→ PROBLEM REQUIREMENTS
Filter out everything except lines holding "výpisů".

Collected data
******************************

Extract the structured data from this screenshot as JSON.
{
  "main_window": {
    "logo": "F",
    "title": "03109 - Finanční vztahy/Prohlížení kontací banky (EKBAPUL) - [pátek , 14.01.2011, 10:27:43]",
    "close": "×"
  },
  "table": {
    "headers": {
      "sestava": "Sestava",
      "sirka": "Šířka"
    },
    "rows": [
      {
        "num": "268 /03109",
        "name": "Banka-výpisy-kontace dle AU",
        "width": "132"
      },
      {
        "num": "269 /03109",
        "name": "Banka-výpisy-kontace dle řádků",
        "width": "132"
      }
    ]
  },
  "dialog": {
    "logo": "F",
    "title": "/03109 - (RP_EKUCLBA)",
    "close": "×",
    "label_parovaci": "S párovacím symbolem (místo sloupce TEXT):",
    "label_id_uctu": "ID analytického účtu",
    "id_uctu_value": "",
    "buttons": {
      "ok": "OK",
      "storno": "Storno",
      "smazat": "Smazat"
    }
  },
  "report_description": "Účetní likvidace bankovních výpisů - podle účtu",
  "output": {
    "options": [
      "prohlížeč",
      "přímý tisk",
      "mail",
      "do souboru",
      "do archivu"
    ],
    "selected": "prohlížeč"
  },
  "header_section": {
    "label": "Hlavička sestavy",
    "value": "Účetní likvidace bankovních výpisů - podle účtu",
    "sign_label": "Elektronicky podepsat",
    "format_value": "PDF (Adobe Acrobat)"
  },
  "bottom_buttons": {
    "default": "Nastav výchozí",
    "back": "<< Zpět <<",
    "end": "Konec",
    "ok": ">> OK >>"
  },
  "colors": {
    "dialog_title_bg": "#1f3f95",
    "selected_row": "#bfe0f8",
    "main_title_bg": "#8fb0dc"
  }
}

******************************

→ SOLVED EXERCISE
  "report_description": "Účetní likvidace bankovních výpisů - podle účtu",
    "value": "Účetní likvidace bankovních výpisů - podle účtu",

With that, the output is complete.